◆ Data rows ◆

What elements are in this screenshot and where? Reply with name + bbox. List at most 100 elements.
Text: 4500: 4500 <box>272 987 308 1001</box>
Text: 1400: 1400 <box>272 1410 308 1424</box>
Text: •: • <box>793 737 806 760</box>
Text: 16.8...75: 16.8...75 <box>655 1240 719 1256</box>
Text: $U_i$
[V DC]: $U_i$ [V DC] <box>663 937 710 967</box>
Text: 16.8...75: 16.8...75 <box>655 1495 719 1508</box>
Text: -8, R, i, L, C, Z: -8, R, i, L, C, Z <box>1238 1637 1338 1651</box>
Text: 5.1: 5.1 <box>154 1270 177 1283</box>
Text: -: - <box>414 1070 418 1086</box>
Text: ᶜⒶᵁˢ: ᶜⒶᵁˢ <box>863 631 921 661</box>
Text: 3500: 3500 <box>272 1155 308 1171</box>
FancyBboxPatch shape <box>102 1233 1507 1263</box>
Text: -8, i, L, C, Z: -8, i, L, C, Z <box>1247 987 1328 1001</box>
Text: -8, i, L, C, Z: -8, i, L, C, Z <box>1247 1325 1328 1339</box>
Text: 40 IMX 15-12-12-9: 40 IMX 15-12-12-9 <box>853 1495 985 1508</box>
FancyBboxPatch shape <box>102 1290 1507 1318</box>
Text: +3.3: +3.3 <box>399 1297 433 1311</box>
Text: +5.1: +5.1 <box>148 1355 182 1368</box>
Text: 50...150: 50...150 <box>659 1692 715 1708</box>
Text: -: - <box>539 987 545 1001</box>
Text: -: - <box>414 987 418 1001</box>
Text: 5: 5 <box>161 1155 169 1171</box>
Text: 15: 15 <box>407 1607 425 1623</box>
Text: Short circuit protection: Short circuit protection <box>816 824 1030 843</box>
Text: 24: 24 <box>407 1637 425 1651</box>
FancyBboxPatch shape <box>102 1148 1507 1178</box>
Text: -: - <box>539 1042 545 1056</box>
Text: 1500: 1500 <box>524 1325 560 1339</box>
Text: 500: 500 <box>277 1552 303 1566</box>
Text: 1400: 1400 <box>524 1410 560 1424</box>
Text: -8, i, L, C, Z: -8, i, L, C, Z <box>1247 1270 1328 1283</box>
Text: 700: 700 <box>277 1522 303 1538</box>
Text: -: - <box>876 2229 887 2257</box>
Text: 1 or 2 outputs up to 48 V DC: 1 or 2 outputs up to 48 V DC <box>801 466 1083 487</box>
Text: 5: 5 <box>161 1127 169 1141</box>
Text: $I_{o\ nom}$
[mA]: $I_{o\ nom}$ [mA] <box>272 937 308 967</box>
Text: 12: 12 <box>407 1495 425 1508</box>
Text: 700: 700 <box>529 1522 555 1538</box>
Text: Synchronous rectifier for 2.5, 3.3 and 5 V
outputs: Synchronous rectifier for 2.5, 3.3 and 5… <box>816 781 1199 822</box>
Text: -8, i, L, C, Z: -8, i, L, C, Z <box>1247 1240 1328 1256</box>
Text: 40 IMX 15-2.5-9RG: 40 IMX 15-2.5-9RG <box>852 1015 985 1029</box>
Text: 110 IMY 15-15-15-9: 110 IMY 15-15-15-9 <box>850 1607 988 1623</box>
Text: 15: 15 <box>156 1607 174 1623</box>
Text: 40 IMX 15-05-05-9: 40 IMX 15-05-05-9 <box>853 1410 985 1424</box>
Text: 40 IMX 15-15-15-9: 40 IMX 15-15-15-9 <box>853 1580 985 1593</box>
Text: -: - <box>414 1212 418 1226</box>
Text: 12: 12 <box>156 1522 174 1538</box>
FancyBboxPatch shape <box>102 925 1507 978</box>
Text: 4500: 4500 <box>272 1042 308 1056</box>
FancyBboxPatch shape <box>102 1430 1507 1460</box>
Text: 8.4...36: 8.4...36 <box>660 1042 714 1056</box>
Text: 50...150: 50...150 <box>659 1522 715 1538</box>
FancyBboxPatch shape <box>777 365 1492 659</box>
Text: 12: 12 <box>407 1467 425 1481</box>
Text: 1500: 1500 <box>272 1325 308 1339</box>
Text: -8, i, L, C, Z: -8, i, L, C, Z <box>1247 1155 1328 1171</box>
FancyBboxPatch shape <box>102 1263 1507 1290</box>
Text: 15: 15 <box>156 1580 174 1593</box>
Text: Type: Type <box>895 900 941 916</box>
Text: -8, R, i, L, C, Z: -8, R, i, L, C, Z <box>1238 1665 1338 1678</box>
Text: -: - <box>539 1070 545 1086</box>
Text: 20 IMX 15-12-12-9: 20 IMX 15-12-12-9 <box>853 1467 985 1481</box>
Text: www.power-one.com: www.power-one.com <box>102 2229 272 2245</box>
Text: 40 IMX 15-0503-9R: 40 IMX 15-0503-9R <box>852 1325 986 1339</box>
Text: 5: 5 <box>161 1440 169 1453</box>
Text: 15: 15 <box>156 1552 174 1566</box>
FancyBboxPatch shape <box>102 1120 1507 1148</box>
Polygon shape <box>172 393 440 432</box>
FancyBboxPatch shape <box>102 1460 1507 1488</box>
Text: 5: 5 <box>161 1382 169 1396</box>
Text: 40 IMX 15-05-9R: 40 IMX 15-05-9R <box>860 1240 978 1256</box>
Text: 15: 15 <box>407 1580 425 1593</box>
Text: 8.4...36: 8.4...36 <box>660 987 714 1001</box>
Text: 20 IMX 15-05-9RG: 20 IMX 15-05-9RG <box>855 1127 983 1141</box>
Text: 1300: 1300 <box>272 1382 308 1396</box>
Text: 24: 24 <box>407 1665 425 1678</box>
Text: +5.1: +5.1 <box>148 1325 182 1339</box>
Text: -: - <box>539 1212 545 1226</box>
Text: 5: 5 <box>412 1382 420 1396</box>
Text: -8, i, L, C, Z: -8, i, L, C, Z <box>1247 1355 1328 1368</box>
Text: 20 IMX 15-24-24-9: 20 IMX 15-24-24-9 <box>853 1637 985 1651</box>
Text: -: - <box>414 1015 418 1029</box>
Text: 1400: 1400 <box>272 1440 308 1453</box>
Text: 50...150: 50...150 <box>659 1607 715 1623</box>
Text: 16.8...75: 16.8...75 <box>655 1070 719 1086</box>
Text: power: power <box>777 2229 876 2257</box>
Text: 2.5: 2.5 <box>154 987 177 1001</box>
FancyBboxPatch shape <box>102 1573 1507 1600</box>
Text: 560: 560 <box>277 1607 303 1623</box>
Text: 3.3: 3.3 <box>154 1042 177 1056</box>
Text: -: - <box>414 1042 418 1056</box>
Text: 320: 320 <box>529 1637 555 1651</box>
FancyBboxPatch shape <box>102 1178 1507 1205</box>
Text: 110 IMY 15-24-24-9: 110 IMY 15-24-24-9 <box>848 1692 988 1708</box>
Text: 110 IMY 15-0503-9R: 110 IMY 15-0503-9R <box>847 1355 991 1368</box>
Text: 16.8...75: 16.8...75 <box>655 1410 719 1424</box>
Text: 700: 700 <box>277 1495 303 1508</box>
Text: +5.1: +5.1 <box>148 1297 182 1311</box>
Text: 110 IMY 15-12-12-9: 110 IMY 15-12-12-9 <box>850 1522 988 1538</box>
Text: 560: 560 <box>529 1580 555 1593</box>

◆ Written request ◆
Please give the data again from its start through the line containing "Text: 16.8...75: 16.8...75 <box>655 1240", inclusive, changing "elements" to "items" and leaving everything else the same.

◆ Answer below ◆
What items are in this screenshot and where? Reply with name + bbox. List at most 100 items.
Text: 4500: 4500 <box>272 987 308 1001</box>
Text: 1400: 1400 <box>272 1410 308 1424</box>
Text: •: • <box>793 737 806 760</box>
Text: 16.8...75: 16.8...75 <box>655 1240 719 1256</box>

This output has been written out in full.